Exercise instructions:
Search the records that follow and extract every line containing the string "form".

Extracted records:

· · · ·

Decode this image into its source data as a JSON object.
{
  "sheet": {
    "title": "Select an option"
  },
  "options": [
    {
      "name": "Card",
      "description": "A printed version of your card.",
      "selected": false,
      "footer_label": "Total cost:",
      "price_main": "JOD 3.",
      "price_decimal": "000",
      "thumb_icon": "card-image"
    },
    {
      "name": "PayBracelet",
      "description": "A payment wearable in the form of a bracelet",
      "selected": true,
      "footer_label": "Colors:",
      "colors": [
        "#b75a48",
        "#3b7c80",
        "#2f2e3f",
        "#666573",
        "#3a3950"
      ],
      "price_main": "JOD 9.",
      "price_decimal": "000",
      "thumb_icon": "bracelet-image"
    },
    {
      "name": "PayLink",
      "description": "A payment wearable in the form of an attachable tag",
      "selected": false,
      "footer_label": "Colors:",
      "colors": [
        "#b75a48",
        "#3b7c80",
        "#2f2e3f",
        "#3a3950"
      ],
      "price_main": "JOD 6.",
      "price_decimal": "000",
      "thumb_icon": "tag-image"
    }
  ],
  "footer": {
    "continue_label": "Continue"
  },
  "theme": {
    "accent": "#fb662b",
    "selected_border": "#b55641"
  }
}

· · · ·

Expected answer:
      "description": "A payment wearable in the form of a bracelet",
      "description": "A payment wearable in the form of an attachable tag",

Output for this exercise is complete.